### INSTRUCTIONS FOR THE TASK:
Of the lines below, count those containing the word "会情不自禁地想起祖国". Reply with the number alone.

Stored items from a collection
- - - - -

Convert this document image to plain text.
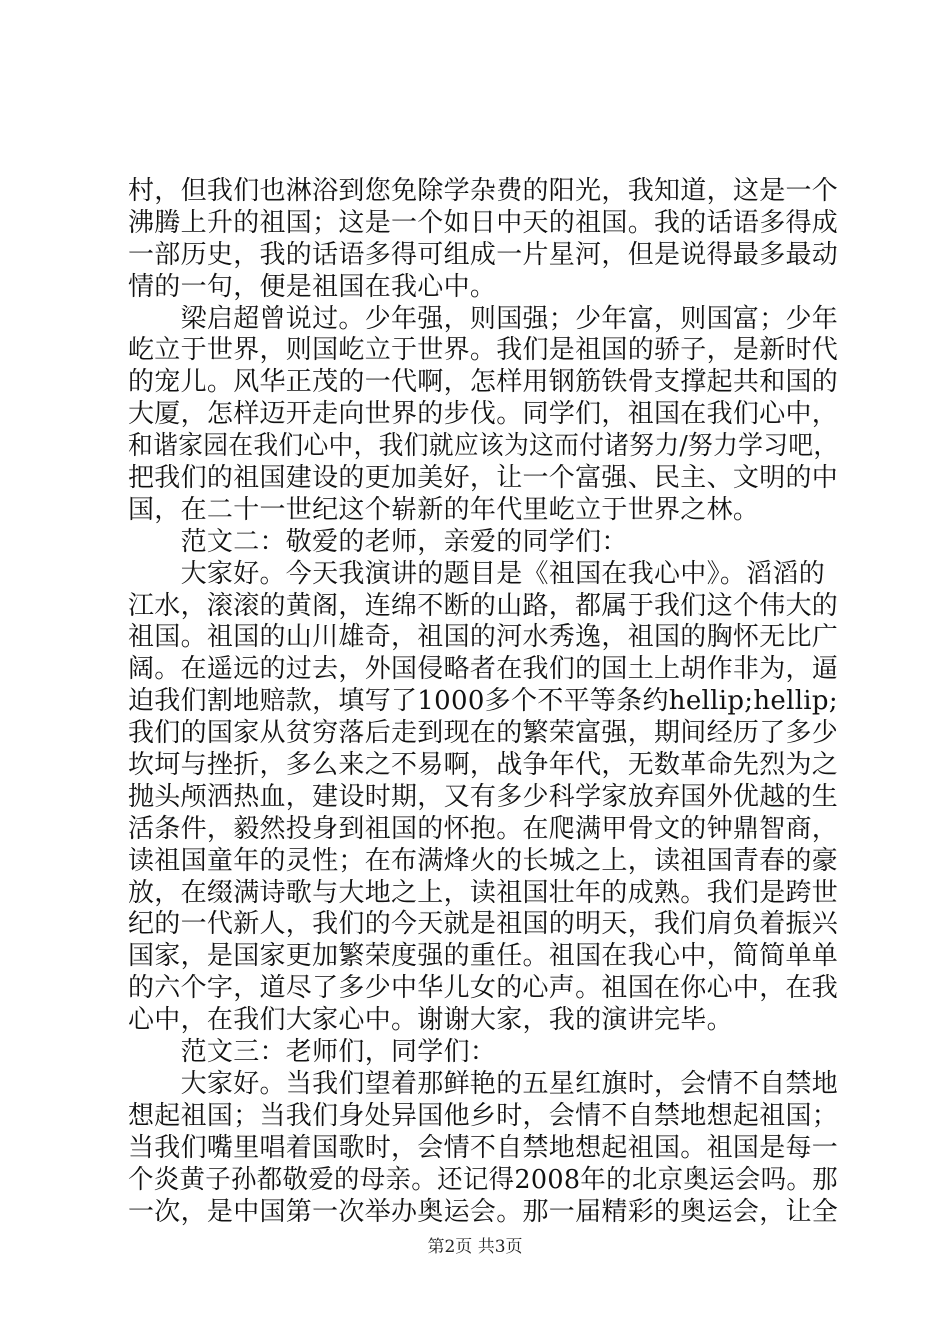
村，但我们也淋浴到您免除学杂费的阳光，我知道，这是一个
沸腾上升的祖国；这是一个如日中天的祖国。我的话语多得成
一部历史，我的话语多得可组成一片星河，但是说得最多最动
情的一句，便是祖国在我心中。
　　梁启超曾说过。少年强，则国强；少年富，则国富；少年
屹立于世界，则国屹立于世界。我们是祖国的骄子，是新时代
的宠儿。风华正茂的一代啊，怎样用钢筋铁骨支撑起共和国的
大厦，怎样迈开走向世界的步伐。同学们，祖国在我们心中，
和谐家园在我们心中，我们就应该为这而付诸努力/努力学习吧，
把我们的祖国建设的更加美好，让一个富强、民主、文明的中
国，在二十一世纪这个崭新的年代里屹立于世界之林。
　　范文二：敬爱的老师，亲爱的同学们：
　　大家好。今天我演讲的题目是《祖国在我心中》。滔滔的
江水，滚滚的黄阁，连绵不断的山路，都属于我们这个伟大的
祖国。祖国的山川雄奇，祖国的河水秀逸，祖国的胸怀无比广
阔。在遥远的过去，外国侵略者在我们的国土上胡作非为，逼
迫我们割地赔款，填写了1000多个不平等条约hellip;hellip;
我们的国家从贫穷落后走到现在的繁荣富强，期间经历了多少
坎坷与挫折，多么来之不易啊，战争年代，无数革命先烈为之
抛头颅洒热血，建设时期，又有多少科学家放弃国外优越的生
活条件，毅然投身到祖国的怀抱。在爬满甲骨文的钟鼎智商，
读祖国童年的灵性；在布满烽火的长城之上，读祖国青春的豪
放，在缀满诗歌与大地之上，读祖国壮年的成熟。我们是跨世
纪的一代新人，我们的今天就是祖国的明天，我们肩负着振兴
国家，是国家更加繁荣度强的重任。祖国在我心中，简简单单
的六个字，道尽了多少中华儿女的心声。祖国在你心中，在我
心中，在我们大家心中。谢谢大家，我的演讲完毕。
　　范文三：老师们，同学们：
　　大家好。当我们望着那鲜艳的五星红旗时，会情不自禁地
想起祖国；当我们身处异国他乡时，会情不自禁地想起祖国；
当我们嘴里唱着国歌时，会情不自禁地想起祖国。祖国是每一
个炎黄子孙都敬爱的母亲。还记得2008年的北京奥运会吗。那
一次，是中国第一次举办奥运会。那一届精彩的奥运会，让全
第2页 共3页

- - - - -

### RESULT OF THIS TASK:
2